# Directive
Look through the material below for "image". Copy every line that contains it.
** start **
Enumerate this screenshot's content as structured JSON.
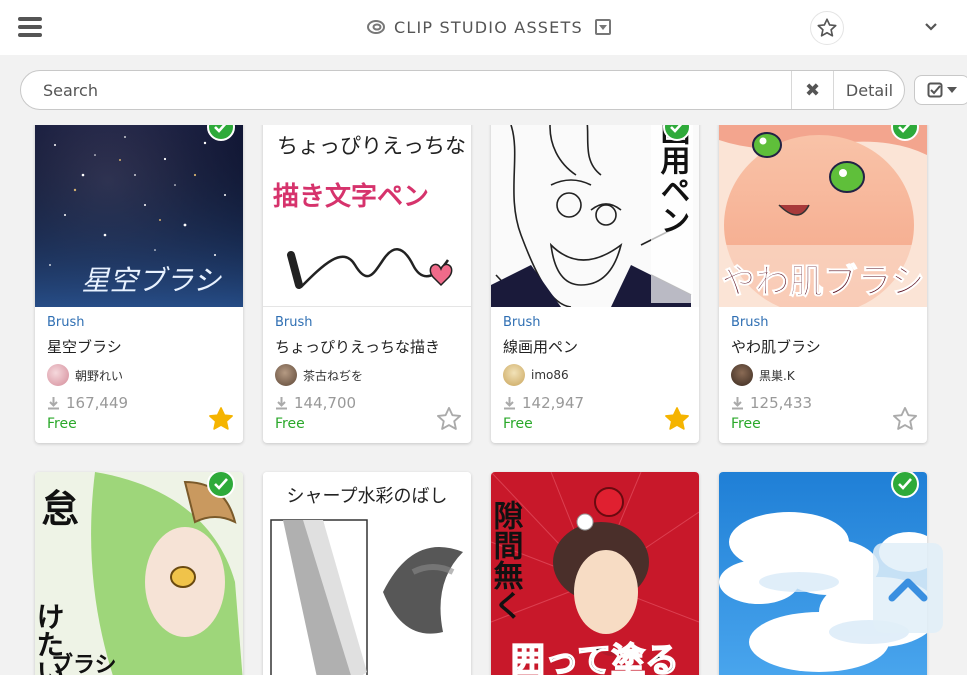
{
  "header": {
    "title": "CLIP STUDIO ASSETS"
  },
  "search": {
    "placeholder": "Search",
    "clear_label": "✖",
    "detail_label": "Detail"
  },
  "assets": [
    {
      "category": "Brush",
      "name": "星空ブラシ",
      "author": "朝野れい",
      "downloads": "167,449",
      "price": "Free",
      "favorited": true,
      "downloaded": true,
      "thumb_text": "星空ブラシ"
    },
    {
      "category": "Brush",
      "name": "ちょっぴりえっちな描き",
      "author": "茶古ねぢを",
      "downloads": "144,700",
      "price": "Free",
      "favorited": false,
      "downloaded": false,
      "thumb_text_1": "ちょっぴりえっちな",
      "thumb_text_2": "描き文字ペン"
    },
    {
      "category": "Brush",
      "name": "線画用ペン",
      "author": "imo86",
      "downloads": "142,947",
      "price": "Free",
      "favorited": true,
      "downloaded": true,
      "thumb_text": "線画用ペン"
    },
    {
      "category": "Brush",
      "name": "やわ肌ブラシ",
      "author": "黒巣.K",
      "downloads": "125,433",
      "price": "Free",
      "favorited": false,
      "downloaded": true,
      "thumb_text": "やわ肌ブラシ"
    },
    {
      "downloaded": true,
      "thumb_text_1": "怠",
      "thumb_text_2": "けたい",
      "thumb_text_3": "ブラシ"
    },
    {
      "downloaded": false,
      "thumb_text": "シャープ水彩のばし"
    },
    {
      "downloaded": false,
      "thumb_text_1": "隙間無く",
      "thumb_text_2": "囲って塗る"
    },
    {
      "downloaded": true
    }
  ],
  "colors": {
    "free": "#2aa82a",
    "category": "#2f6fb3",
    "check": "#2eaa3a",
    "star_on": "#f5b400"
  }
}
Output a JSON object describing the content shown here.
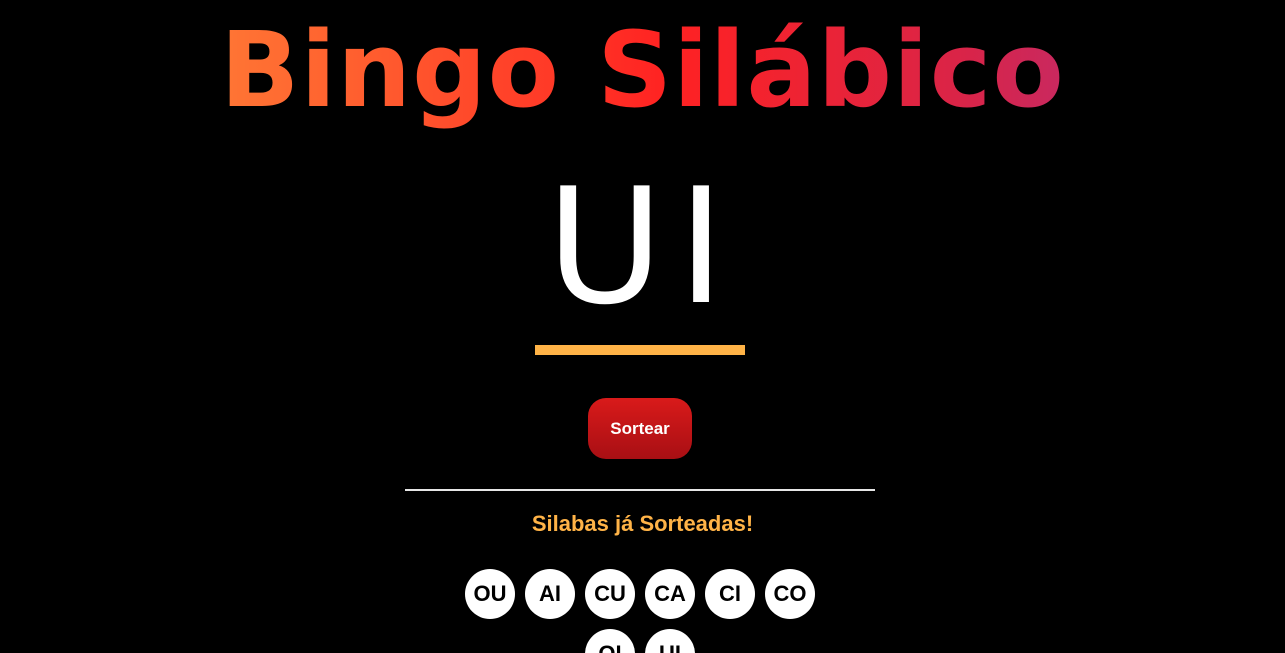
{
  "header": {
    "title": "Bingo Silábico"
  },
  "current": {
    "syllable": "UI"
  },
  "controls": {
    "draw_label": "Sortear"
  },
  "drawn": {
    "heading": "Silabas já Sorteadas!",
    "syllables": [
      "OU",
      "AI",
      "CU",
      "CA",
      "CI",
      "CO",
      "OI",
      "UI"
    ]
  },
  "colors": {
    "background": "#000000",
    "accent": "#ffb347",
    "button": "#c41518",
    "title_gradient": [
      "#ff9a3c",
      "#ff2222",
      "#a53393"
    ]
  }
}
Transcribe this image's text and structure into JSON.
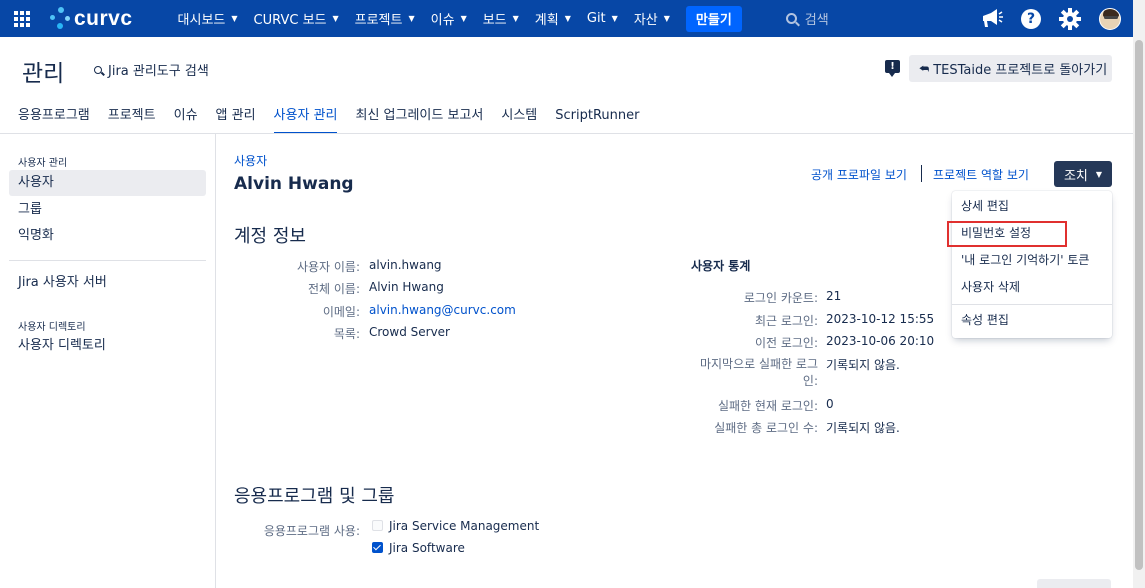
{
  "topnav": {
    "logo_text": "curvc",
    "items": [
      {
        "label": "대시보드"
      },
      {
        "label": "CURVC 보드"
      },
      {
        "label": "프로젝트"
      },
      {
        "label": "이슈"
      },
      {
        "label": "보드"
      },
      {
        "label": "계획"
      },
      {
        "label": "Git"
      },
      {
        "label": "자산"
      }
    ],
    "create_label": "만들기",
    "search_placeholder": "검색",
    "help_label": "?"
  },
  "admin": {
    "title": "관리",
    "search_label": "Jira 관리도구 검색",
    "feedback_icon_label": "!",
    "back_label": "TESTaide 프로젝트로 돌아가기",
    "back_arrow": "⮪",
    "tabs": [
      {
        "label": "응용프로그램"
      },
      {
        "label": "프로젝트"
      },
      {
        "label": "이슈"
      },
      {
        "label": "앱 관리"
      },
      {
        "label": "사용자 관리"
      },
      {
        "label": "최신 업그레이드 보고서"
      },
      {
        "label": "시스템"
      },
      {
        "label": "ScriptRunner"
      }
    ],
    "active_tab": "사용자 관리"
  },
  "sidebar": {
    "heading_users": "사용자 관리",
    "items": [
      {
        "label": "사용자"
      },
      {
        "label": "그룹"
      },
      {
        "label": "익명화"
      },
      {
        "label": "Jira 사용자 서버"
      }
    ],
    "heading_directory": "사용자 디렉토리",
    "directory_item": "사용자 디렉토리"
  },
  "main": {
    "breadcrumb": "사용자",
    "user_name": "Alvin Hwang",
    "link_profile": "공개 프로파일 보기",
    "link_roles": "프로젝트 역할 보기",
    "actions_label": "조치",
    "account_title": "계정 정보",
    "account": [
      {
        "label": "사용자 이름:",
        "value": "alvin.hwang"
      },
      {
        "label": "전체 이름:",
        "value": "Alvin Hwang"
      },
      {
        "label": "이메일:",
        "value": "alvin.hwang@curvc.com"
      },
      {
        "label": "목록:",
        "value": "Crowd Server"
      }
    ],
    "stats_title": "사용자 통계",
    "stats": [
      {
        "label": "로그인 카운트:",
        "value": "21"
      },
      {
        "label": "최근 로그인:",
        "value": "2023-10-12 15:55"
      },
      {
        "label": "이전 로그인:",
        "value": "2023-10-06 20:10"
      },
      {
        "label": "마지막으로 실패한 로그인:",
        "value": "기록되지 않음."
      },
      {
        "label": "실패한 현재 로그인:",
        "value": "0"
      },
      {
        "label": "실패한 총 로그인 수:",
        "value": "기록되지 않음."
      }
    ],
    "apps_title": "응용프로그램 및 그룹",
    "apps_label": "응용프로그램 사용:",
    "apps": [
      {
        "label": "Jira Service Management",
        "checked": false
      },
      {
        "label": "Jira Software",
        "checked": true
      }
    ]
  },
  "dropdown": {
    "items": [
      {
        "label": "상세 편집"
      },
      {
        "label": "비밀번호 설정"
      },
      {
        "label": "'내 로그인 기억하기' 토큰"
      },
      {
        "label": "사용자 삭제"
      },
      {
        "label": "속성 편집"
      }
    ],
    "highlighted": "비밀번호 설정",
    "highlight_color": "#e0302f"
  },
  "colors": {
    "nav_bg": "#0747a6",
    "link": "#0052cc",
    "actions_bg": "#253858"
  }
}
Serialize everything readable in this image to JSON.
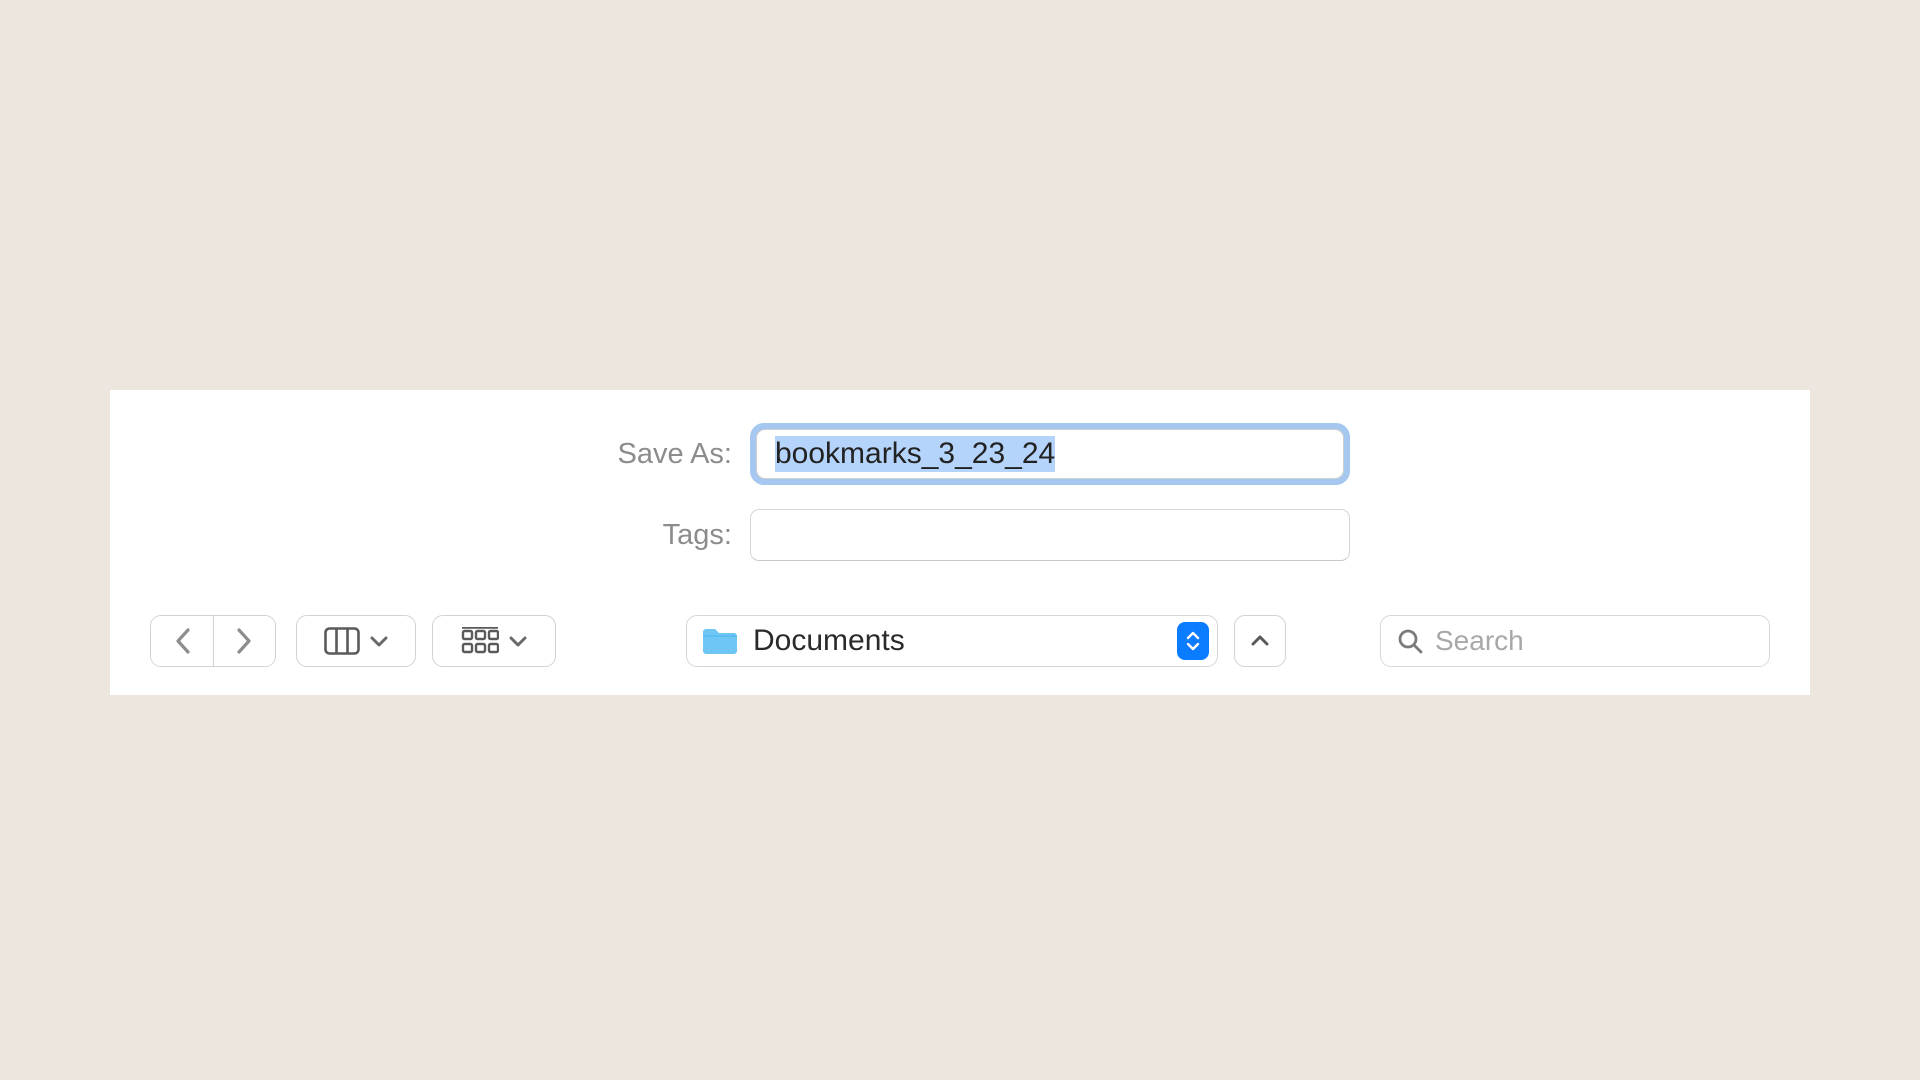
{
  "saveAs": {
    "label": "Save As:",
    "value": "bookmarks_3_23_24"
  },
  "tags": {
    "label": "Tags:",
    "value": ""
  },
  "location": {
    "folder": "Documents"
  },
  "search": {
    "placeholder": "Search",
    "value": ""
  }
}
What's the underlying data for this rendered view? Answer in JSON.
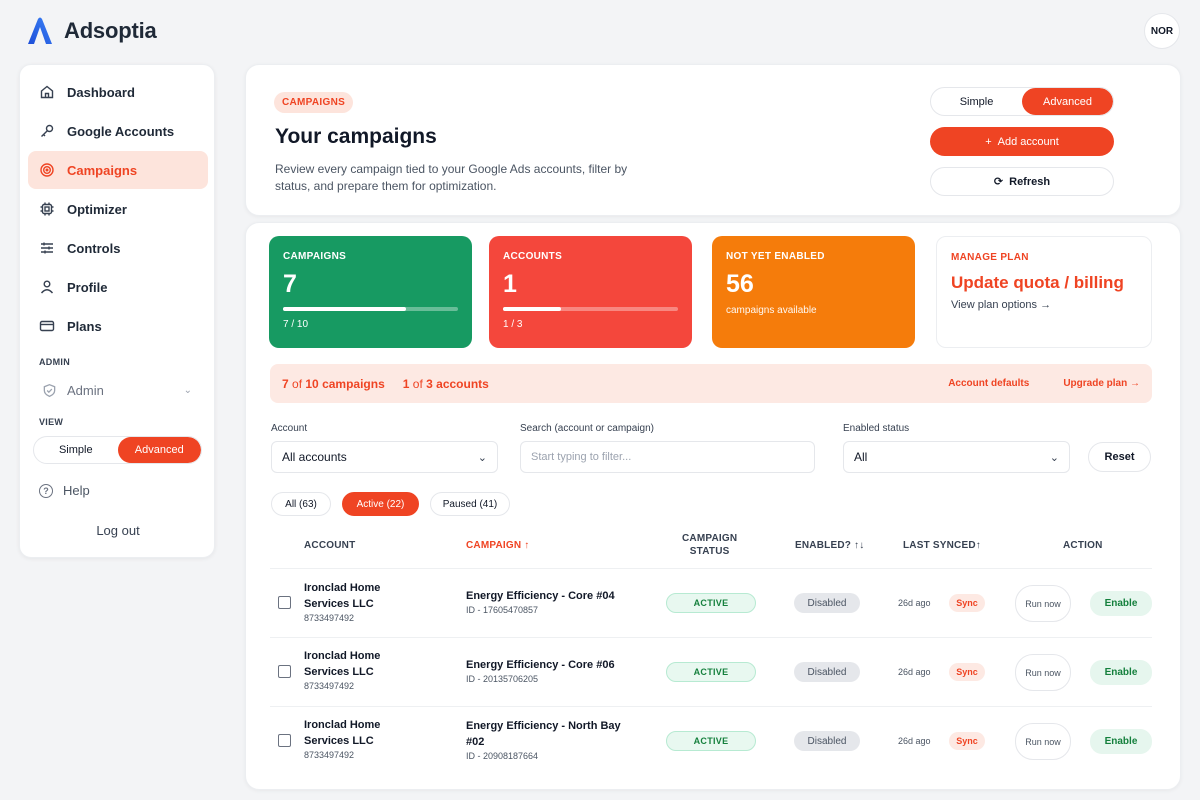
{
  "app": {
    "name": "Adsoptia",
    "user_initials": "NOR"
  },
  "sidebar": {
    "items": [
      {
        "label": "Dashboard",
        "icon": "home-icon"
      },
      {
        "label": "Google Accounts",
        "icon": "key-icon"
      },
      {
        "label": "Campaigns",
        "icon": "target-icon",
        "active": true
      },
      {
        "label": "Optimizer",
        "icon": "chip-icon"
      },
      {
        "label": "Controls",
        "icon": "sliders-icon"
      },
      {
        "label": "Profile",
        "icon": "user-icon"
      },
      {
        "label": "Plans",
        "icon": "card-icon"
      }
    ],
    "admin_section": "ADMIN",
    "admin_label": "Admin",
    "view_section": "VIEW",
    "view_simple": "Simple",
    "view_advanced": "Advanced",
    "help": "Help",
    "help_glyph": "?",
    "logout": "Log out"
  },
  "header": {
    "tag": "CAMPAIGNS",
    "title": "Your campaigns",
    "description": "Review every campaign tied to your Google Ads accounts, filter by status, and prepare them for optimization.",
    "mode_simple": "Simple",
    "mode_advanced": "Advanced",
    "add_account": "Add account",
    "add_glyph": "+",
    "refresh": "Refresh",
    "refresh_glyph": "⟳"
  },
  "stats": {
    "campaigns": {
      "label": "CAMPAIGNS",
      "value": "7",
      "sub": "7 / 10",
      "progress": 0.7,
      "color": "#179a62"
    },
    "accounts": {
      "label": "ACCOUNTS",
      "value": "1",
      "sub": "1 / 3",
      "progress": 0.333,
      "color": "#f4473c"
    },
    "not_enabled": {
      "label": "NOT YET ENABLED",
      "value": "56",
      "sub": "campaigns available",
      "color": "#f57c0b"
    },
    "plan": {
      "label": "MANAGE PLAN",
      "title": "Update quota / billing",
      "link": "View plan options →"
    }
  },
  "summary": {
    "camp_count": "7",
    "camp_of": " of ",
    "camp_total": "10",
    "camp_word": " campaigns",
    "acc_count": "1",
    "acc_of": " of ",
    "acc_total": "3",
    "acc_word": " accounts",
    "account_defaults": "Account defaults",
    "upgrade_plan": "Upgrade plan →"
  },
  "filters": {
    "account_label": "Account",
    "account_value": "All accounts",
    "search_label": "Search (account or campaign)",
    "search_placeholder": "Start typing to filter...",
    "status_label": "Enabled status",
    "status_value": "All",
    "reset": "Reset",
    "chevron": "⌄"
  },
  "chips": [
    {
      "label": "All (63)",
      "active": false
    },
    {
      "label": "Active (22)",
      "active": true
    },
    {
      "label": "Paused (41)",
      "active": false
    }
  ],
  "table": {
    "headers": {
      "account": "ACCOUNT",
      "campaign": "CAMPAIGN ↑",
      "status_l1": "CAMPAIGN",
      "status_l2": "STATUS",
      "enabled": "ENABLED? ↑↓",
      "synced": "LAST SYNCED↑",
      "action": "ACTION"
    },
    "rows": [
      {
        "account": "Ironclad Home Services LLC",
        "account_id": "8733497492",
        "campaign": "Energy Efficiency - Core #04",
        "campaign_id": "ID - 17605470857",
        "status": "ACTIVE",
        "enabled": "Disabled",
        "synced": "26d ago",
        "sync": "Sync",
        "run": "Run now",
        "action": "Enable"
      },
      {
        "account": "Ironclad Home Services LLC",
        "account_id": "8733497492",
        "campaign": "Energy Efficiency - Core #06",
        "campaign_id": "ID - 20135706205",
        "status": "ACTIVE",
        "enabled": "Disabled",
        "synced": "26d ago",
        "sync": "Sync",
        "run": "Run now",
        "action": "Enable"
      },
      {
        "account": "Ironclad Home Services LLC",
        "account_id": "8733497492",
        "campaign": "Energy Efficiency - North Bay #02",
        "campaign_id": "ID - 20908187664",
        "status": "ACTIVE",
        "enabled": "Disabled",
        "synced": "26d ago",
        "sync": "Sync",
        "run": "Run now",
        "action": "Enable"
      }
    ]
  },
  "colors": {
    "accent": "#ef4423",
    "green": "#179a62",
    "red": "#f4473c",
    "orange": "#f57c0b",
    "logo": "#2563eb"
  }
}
** end **
# The reply
Transcribe this image's text and structure into JSON.
Serialize everything readable in this image to JSON.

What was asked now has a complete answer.